Do this
In your copy, include every line of the listing below exactly but none of the pictures.

Stored records
--- --- ---

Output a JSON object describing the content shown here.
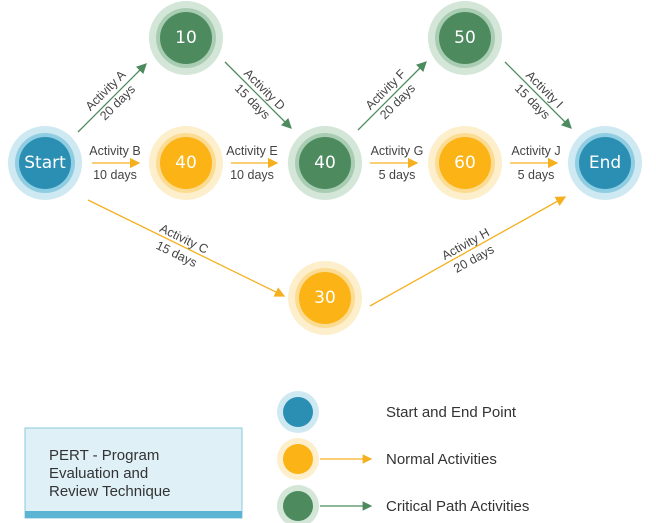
{
  "colors": {
    "start_end": "#2b8fb4",
    "normal": "#fbb316",
    "critical": "#4d8b5e"
  },
  "nodes": {
    "start": "Start",
    "n10": "10",
    "n40b": "40",
    "n40d": "40",
    "n50": "50",
    "n60": "60",
    "end": "End",
    "n30": "30"
  },
  "activities": {
    "A": {
      "name": "Activity  A",
      "duration": "20 days"
    },
    "B": {
      "name": "Activity  B",
      "duration": "10 days"
    },
    "C": {
      "name": "Activity  C",
      "duration": "15 days"
    },
    "D": {
      "name": "Activity  D",
      "duration": "15 days"
    },
    "E": {
      "name": "Activity  E",
      "duration": "10 days"
    },
    "F": {
      "name": "Activity  F",
      "duration": "20 days"
    },
    "G": {
      "name": "Activity  G",
      "duration": "5 days"
    },
    "H": {
      "name": "Activity  H",
      "duration": "20 days"
    },
    "I": {
      "name": "Activity  I",
      "duration": "15 days"
    },
    "J": {
      "name": "Activity  J",
      "duration": "5 days"
    }
  },
  "legend": {
    "start_end": "Start and End Point",
    "normal": "Normal Activities",
    "critical": "Critical Path Activities"
  },
  "title_box": {
    "line1": "PERT - Program",
    "line2": "Evaluation and",
    "line3": "Review Technique"
  }
}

--- --- ---

The output
Output a JSON object describing the content shown here.
{
  "colors": {
    "start_end": "#2b8fb4",
    "normal": "#fbb316",
    "critical": "#4d8b5e"
  },
  "nodes": {
    "start": "Start",
    "n10": "10",
    "n40b": "40",
    "n40d": "40",
    "n50": "50",
    "n60": "60",
    "end": "End",
    "n30": "30"
  },
  "activities": {
    "A": {
      "name": "Activity  A",
      "duration": "20 days"
    },
    "B": {
      "name": "Activity  B",
      "duration": "10 days"
    },
    "C": {
      "name": "Activity  C",
      "duration": "15 days"
    },
    "D": {
      "name": "Activity  D",
      "duration": "15 days"
    },
    "E": {
      "name": "Activity  E",
      "duration": "10 days"
    },
    "F": {
      "name": "Activity  F",
      "duration": "20 days"
    },
    "G": {
      "name": "Activity  G",
      "duration": "5 days"
    },
    "H": {
      "name": "Activity  H",
      "duration": "20 days"
    },
    "I": {
      "name": "Activity  I",
      "duration": "15 days"
    },
    "J": {
      "name": "Activity  J",
      "duration": "5 days"
    }
  },
  "legend": {
    "start_end": "Start and End Point",
    "normal": "Normal Activities",
    "critical": "Critical Path Activities"
  },
  "title_box": {
    "line1": "PERT - Program",
    "line2": "Evaluation and",
    "line3": "Review Technique"
  }
}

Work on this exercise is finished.